STATED EXERCISE:
Every line that holds "JSON" should be shown.

DATA TO USE:
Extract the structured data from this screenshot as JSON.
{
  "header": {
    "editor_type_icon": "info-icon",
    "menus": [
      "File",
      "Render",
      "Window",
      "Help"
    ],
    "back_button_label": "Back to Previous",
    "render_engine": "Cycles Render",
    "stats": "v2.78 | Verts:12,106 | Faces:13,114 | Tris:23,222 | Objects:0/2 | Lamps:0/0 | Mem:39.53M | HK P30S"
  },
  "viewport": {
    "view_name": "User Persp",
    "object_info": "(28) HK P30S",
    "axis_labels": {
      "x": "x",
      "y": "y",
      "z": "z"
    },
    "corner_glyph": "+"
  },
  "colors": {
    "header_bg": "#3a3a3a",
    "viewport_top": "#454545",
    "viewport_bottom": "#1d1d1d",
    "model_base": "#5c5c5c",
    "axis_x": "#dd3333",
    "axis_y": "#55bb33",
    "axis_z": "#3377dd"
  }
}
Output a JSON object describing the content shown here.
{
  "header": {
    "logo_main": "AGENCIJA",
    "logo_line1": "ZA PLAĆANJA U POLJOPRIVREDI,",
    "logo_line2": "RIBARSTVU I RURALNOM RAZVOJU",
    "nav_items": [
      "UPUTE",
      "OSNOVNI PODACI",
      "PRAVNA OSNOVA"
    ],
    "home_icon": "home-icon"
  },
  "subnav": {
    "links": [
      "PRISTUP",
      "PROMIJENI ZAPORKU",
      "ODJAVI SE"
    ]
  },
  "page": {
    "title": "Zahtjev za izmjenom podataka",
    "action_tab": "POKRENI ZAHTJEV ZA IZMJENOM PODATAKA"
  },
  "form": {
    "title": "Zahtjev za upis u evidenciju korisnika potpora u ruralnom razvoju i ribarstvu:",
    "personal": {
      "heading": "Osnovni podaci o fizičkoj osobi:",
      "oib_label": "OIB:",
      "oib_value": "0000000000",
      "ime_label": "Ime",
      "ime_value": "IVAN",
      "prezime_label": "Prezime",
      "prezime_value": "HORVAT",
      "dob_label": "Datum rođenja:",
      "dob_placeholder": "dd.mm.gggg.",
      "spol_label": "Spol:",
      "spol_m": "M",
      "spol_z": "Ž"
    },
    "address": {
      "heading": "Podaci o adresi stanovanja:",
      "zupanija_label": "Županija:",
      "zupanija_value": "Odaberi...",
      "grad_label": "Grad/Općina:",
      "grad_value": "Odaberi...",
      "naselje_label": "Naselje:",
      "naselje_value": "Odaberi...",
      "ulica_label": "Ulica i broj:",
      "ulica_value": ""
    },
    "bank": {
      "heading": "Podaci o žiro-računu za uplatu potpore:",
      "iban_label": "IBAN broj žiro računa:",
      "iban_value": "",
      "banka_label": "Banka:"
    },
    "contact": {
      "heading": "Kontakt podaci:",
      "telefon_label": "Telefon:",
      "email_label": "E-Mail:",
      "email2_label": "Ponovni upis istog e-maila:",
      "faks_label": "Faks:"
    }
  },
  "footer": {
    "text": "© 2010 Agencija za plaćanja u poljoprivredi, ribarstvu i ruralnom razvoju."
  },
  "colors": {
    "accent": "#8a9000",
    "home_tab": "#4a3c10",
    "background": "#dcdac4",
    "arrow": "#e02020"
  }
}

CORRECT RESPONSE:
Extract the structured data from this screenshot as JSON.
Output a JSON object describing the content shown here.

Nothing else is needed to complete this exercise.